CONSIGNES:
1. D'après l'extrait sur la demande de résidence permanente, qu'a conclu l'agent au sujet du mariage du demandeur et de Mme Pedro ?
2. Poursuivez l'extrait sur la demande de résidence permanente après sa dernière phrase.

TEXTE À LIRE:
────

Par conséquent, vous ne respectez pas les conditions d’admissibilité au titre de la catégorie des époux ou conjoints de fait au Canada. Puisque vous avez demandé que des circonstances d’ordre humanitaire soient prises en considération, votre demande sera traitée comme une demande de résidence permanente présentée depuis le Canada pour des circonstances d’ordre humanitaire.

 

 

[31]           Cette lettre prête à confusion. Le demandeur ne demandait pas d’être dispensé de l’obligation d’avoir une épouse; selon son allégation principale, le demandeur était marié à Mme Pedro et avait donc une épouse au Canada. La lettre n’en fait pas mention.

 

[32]           Toutefois, les notes consignées dans le SSOBL révèlent que l’agent a examiné la question et conclu que le mariage du demandeur et de Mme Pedro n’était pas authentique. L’agent a plus particulièrement noté deux choses :

            1.         Quand Mme Pedro a signalé un passeport manquant à la police, elle ne pouvait se rappeler la date de naissance du demandeur ni épeler correctement son nom, et elle a nommé quelqu’un d’autre comme plus proche parent;

            2.         Quand les agents ont effectué un contrôle à domicile en l’absence de Mme Pedro, personne ne connaissait le demandeur, et le colocataire de Mme Pedro ne savait même pas qu’elle était mariée. Les notes font mention des raisons que le demandeur et Mme Pedro ont données pour expliquer ces situations, mais l’agent les a rejetées et a conclu ce qui suit :

[traduction] Je ne suis pas convaincu que la répondante et le demandeur ont établi une relation conjugale authentique, et non une relation qui visait principalement l’acquisition d’un statut ou d’un privilège sous le régime de la Loi.

 

 

[33]           Il a ensuite passé en revue l’article 4 et l’alinéa 124a) du Règlement et déclaré ceci : [traduction] « Puisque le demandeur n’est pas considéré comme un époux au sens de l’article 4 du Règlement, il ne satisfait pas aux exigences de la catégorie. »

 

[34]           Toutefois, ni le demandeur ni la Cour n’ont reçu ces notes, même après que le demandeur eut déposé sa demande de contrôle judiciaire et que le greffe eut demandé les motifs. Avant aujourd’hui, les seuls documents pertinents que le demandeur avait reçus étaient la lettre susmentionnée, la lettre envoyée conformément à l’article 9 disant qu’il n’y avait pas de motifs et une déclaration du défendeur selon laquelle l’affaire était encore en instance.

────

LIGNES FOURNIES:
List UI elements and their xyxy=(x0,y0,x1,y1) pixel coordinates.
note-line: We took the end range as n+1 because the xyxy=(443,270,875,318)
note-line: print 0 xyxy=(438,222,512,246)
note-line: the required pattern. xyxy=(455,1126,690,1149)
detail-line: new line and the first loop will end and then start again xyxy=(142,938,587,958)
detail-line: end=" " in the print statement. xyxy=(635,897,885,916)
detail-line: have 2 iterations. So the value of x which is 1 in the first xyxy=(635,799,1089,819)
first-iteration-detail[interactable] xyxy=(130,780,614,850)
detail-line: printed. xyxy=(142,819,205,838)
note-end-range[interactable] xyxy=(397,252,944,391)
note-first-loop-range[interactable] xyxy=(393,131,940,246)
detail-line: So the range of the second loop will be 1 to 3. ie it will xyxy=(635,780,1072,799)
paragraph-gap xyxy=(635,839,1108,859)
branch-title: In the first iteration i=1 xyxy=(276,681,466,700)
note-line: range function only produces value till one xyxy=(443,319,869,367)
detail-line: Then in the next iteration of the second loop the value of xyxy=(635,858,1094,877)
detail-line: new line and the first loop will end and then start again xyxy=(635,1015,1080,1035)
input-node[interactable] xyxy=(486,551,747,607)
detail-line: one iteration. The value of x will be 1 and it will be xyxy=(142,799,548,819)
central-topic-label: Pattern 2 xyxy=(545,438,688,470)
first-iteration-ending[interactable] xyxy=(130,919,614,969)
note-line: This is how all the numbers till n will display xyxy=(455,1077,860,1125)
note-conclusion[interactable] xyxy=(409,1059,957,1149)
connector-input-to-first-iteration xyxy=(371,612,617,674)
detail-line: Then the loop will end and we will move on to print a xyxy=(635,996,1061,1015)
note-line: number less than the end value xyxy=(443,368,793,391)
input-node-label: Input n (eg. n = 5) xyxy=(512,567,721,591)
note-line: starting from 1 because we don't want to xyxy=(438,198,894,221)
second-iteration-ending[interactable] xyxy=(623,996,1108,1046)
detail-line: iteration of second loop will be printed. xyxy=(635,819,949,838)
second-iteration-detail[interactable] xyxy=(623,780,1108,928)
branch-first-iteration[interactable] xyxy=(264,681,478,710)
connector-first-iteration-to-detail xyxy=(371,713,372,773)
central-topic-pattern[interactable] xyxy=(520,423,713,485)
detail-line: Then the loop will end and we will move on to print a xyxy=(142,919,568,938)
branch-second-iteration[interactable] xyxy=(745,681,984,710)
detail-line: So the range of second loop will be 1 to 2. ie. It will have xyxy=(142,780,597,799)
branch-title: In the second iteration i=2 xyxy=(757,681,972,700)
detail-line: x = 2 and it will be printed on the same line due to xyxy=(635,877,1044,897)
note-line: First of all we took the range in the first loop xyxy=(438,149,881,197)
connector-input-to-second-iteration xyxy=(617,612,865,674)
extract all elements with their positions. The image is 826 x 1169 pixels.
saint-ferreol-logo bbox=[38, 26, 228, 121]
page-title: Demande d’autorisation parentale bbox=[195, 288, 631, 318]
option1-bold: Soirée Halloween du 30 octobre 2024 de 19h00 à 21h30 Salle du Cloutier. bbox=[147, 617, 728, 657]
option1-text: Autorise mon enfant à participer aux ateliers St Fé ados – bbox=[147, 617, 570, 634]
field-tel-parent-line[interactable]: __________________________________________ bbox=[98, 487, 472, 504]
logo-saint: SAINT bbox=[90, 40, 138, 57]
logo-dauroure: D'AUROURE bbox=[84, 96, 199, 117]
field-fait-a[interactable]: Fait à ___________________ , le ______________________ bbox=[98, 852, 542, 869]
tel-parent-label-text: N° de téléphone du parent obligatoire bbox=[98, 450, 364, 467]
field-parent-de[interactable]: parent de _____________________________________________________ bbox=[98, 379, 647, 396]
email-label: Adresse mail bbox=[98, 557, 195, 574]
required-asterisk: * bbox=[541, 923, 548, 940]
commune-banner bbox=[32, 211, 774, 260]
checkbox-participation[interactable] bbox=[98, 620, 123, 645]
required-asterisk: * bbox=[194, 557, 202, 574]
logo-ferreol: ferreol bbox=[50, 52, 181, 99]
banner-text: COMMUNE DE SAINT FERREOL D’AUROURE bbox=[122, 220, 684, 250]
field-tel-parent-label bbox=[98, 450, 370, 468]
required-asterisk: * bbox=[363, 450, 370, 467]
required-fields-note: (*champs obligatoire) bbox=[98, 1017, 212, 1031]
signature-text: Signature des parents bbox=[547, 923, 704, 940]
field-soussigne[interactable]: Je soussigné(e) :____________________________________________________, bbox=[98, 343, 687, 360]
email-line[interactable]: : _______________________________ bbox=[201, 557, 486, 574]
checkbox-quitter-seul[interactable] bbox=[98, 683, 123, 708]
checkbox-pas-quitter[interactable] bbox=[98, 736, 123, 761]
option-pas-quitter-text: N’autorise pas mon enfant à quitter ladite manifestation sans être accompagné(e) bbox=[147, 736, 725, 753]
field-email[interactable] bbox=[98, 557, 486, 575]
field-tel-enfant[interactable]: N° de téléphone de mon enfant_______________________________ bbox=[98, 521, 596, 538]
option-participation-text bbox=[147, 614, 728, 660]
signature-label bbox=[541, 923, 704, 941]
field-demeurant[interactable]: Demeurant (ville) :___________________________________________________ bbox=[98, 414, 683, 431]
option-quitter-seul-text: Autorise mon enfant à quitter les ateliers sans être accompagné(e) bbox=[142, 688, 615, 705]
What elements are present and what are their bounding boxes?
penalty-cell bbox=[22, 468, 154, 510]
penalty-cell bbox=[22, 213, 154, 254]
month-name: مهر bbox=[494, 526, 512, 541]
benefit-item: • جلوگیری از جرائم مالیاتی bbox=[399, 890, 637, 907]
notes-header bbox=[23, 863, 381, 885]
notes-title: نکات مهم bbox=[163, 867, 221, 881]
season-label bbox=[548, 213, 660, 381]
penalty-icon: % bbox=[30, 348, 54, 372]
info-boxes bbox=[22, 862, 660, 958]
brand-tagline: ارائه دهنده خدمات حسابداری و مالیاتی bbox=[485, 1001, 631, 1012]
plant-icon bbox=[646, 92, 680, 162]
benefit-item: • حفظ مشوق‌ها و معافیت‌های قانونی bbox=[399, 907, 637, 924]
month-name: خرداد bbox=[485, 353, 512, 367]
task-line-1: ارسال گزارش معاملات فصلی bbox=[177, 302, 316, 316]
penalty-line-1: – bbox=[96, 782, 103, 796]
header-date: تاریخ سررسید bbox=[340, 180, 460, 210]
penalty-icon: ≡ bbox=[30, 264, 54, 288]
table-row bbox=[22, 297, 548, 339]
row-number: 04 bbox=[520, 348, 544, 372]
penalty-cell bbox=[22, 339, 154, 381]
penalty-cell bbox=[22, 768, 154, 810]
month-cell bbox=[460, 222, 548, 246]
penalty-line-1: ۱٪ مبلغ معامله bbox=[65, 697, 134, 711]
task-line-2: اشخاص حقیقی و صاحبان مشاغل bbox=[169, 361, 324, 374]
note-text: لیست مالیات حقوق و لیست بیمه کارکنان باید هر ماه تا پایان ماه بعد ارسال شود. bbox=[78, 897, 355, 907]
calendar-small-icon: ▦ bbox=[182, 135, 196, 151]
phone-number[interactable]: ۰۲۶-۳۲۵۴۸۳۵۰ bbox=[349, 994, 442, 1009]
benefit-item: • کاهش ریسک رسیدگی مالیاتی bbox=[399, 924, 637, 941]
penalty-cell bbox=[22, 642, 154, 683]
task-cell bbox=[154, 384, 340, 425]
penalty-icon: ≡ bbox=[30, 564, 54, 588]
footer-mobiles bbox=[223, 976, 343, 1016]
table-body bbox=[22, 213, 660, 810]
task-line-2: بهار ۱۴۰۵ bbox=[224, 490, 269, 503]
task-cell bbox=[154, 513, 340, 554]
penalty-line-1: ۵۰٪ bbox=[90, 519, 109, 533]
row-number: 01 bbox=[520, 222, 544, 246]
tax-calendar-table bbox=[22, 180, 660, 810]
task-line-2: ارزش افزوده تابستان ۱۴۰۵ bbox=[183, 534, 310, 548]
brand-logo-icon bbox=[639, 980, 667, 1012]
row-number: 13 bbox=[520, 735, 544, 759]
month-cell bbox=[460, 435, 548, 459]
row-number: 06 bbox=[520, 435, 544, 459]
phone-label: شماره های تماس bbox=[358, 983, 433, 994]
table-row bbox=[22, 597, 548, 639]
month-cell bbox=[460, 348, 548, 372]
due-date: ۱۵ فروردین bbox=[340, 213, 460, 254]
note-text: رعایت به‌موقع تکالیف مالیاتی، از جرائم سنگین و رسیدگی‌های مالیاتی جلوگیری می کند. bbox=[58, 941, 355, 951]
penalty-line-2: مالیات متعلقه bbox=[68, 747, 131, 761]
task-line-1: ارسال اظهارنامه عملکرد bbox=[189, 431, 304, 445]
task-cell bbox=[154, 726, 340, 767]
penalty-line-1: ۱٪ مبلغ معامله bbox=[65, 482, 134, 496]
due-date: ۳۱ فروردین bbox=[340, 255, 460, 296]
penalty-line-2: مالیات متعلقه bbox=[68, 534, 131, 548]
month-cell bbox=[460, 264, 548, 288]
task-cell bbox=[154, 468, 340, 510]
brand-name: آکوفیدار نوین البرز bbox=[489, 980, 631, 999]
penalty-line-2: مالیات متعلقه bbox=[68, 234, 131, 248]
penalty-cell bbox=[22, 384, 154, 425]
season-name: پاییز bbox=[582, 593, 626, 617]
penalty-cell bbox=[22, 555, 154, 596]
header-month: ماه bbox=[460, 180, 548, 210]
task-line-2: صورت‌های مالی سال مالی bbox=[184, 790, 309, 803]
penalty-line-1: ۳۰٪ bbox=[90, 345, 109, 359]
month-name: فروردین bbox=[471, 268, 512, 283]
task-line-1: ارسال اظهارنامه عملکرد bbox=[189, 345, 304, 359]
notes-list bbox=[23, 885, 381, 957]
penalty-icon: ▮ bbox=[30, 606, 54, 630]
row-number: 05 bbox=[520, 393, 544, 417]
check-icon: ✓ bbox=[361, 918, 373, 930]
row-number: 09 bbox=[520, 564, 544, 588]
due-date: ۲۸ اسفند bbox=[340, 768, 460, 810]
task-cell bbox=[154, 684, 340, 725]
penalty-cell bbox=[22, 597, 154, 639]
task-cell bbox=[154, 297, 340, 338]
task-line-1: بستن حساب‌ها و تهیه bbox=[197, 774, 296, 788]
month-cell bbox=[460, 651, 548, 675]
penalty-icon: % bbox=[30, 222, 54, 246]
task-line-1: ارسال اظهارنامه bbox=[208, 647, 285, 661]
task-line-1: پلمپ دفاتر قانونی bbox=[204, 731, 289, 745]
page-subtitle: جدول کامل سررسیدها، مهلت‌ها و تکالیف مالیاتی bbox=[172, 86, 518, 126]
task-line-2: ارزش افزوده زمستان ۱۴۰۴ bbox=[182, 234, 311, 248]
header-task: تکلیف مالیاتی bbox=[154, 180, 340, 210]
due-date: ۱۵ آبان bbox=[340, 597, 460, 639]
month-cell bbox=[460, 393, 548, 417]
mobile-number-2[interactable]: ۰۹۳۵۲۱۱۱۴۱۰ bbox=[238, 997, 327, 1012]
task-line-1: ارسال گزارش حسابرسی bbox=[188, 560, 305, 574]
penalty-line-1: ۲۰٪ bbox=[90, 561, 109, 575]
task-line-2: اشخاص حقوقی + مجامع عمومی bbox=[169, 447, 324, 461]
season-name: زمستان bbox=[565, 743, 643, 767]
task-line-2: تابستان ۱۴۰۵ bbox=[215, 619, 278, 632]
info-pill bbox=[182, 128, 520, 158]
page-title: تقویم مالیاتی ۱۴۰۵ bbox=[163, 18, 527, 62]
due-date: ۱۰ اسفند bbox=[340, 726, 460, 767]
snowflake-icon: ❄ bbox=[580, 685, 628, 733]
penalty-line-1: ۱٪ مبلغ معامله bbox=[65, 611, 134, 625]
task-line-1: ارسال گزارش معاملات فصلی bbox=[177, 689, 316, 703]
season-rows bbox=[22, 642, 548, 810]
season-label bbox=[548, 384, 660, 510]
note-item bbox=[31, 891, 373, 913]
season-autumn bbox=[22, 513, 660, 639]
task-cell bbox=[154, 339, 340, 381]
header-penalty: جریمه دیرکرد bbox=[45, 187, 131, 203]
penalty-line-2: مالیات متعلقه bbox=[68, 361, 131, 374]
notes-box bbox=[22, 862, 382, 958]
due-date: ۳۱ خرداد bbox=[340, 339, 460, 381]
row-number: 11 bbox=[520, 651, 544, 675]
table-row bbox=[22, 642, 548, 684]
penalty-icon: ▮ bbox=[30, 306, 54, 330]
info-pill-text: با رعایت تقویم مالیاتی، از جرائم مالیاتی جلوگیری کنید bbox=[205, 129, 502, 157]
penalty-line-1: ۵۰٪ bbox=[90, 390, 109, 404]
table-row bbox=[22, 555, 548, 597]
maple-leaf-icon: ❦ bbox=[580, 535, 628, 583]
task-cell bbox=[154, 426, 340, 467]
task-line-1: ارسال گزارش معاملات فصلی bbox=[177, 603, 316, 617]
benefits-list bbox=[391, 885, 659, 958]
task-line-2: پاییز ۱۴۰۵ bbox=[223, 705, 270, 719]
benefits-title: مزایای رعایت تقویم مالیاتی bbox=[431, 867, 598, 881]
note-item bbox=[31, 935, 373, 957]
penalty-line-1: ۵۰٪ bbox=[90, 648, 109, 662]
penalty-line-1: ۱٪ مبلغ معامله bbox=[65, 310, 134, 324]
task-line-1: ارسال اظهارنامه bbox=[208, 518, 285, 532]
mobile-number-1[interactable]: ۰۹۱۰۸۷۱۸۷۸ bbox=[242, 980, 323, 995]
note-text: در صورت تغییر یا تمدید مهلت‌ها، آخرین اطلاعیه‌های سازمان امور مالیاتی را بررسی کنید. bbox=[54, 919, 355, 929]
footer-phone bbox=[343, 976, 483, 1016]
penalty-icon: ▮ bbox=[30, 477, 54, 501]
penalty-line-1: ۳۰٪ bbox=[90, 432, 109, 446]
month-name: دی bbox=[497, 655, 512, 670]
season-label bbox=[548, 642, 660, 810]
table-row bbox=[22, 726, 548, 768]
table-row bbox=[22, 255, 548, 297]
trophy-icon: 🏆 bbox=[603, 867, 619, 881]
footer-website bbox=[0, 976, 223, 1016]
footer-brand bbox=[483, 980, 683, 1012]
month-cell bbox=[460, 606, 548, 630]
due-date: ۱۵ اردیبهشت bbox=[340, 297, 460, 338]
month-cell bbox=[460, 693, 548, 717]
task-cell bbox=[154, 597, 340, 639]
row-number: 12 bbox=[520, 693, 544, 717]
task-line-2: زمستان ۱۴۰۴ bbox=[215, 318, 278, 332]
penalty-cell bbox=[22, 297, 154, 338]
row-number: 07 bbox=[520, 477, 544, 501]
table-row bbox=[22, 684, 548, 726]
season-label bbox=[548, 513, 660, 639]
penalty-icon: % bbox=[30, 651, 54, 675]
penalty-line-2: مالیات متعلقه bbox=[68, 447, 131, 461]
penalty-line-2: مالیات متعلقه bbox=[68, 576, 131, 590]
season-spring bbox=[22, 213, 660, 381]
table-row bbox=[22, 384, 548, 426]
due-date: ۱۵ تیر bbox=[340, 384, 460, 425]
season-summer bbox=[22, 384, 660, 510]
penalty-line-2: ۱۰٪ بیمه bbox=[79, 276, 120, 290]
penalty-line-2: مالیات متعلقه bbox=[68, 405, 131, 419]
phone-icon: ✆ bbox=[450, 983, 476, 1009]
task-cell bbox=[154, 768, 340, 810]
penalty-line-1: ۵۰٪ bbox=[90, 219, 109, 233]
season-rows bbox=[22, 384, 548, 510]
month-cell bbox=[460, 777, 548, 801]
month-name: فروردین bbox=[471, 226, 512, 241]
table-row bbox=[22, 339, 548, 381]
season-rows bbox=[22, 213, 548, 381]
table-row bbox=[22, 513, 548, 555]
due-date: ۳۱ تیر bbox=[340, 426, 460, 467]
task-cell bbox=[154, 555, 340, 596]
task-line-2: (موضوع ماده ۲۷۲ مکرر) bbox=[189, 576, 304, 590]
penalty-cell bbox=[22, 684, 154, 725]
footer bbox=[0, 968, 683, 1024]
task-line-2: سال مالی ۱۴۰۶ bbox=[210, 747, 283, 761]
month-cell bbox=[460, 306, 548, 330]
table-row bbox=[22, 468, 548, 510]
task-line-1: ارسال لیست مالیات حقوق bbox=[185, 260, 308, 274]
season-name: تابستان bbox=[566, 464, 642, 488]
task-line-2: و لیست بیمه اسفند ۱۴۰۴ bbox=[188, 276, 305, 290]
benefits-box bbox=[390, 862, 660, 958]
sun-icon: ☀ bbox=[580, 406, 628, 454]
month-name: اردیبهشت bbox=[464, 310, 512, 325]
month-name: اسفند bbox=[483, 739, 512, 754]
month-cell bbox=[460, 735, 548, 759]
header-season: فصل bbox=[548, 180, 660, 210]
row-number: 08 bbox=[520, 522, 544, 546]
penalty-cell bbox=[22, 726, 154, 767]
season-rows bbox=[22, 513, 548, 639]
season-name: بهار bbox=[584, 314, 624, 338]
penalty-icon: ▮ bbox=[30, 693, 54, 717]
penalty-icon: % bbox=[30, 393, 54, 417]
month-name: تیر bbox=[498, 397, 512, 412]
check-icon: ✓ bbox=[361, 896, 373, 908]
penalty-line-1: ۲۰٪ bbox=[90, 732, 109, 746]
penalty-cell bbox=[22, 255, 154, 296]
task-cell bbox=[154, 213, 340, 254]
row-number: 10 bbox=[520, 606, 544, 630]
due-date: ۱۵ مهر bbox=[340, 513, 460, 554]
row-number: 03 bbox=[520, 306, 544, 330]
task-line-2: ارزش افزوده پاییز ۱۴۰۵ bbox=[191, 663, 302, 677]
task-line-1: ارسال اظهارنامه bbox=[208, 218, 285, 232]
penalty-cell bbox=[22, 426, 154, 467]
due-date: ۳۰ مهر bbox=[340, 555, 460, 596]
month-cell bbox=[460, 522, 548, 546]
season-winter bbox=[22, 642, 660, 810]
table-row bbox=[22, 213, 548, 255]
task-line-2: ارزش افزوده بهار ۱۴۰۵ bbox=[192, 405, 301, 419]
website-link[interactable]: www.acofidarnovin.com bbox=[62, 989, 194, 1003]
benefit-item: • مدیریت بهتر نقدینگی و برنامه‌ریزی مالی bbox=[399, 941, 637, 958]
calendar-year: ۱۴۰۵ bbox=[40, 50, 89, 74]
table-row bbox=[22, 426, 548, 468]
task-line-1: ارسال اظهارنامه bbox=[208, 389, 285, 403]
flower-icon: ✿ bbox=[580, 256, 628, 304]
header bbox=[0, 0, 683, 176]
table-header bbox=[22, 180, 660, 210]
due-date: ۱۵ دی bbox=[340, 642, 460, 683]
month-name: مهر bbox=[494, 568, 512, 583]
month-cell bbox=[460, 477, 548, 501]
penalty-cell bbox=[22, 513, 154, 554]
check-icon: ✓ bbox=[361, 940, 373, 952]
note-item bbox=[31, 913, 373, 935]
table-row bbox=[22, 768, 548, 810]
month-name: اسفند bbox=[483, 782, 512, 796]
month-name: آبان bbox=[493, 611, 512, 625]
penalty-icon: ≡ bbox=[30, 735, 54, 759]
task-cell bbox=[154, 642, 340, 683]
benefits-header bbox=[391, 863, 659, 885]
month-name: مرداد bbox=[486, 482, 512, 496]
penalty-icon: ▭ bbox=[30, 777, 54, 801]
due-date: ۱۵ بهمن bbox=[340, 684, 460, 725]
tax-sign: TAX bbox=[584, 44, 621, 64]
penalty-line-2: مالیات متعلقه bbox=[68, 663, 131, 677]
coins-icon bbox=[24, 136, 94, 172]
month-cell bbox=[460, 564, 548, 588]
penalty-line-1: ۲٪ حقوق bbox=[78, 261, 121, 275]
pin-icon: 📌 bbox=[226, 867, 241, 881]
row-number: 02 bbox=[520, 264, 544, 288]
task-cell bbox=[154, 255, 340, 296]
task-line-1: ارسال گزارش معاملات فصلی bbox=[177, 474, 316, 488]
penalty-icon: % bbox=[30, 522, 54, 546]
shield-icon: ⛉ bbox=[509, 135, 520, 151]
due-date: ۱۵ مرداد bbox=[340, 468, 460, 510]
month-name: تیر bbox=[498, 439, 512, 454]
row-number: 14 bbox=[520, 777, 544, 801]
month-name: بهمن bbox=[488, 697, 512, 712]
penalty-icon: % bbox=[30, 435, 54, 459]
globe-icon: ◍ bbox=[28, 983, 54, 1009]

────

RÉPONSES AUX CONSIGNES:
1. L'agent a conclu que ce mariage n'était pas authentique.

2.
 

[35]           Donc, l’examen du dossier fait ressortir les points suivants, qui exposent avec concision la genèse de l’instance :

            1.         Le demandeur a d’abord présenté une demande de parrainage conjugal et une demande CH.

            2.         Le demandeur a reçu une lettre prêtant à confusion concernant sa demande de parrainage conjugal le 1er septembre 2010.

            3.         Après avoir reçu cette lettre, le demandeur a présenté une demande de contrôle judiciaire de ce qu’il croyait être une décision.

            4.         Le demandeur, se fondant sur la déclaration faite par le défendeur selon laquelle aucune décision n’avait encore été rendue, a abandonné sa demande de contrôle judiciaire.

            5.         La demande CH présentée par le demandeur a été rejetée.

            6.         L’agente ayant rejeté la demande CH présentée par le demandeur disposait des notes consignées dans le SSOBL dans le cadre de la demande de parrainage conjugal initiale. Le demandeur n’avait pas reçu ces notes du SSOBL, qui lui étaient défavorables.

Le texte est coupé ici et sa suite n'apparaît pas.